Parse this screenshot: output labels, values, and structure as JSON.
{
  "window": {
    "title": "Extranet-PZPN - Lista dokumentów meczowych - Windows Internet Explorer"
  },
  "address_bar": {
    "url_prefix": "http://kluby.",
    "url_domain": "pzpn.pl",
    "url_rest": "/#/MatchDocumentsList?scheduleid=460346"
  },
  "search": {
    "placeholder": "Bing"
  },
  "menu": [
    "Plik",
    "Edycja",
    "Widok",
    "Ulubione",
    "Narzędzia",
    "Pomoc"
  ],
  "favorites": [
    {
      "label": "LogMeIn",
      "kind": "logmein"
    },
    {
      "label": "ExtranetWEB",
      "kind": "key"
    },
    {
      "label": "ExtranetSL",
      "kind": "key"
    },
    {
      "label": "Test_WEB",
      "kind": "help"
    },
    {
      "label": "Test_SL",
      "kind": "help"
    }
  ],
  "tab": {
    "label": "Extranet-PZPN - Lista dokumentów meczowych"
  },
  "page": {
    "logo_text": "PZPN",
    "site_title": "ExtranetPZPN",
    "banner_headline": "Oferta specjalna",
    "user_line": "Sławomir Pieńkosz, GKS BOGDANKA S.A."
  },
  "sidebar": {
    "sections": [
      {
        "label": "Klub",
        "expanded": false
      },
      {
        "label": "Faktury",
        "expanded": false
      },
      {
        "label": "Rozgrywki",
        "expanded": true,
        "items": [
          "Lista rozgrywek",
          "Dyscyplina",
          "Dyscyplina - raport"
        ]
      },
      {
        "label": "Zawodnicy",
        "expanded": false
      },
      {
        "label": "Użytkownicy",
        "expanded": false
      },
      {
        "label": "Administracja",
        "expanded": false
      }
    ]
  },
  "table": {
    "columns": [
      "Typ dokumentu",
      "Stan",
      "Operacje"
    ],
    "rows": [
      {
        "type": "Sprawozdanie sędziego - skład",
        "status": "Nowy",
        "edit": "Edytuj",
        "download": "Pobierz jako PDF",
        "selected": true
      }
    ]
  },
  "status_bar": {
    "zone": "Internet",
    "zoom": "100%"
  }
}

**Your goal**
Retype the listing exactly, in full.

**Result for this exercise**
Parse this screenshot: output labels, values, and structure as JSON.
{
  "window": {
    "title": "Extranet-PZPN - Lista dokumentów meczowych - Windows Internet Explorer"
  },
  "address_bar": {
    "url_prefix": "http://kluby.",
    "url_domain": "pzpn.pl",
    "url_rest": "/#/MatchDocumentsList?scheduleid=460346"
  },
  "search": {
    "placeholder": "Bing"
  },
  "menu": [
    "Plik",
    "Edycja",
    "Widok",
    "Ulubione",
    "Narzędzia",
    "Pomoc"
  ],
  "favorites": [
    {
      "label": "LogMeIn",
      "kind": "logmein"
    },
    {
      "label": "ExtranetWEB",
      "kind": "key"
    },
    {
      "label": "ExtranetSL",
      "kind": "key"
    },
    {
      "label": "Test_WEB",
      "kind": "help"
    },
    {
      "label": "Test_SL",
      "kind": "help"
    }
  ],
  "tab": {
    "label": "Extranet-PZPN - Lista dokumentów meczowych"
  },
  "page": {
    "logo_text": "PZPN",
    "site_title": "ExtranetPZPN",
    "banner_headline": "Oferta specjalna",
    "user_line": "Sławomir Pieńkosz, GKS BOGDANKA S.A."
  },
  "sidebar": {
    "sections": [
      {
        "label": "Klub",
        "expanded": false
      },
      {
        "label": "Faktury",
        "expanded": false
      },
      {
        "label": "Rozgrywki",
        "expanded": true,
        "items": [
          "Lista rozgrywek",
          "Dyscyplina",
          "Dyscyplina - raport"
        ]
      },
      {
        "label": "Zawodnicy",
        "expanded": false
      },
      {
        "label": "Użytkownicy",
        "expanded": false
      },
      {
        "label": "Administracja",
        "expanded": false
      }
    ]
  },
  "table": {
    "columns": [
      "Typ dokumentu",
      "Stan",
      "Operacje"
    ],
    "rows": [
      {
        "type": "Sprawozdanie sędziego - skład",
        "status": "Nowy",
        "edit": "Edytuj",
        "download": "Pobierz jako PDF",
        "selected": true
      }
    ]
  },
  "status_bar": {
    "zone": "Internet",
    "zoom": "100%"
  }
}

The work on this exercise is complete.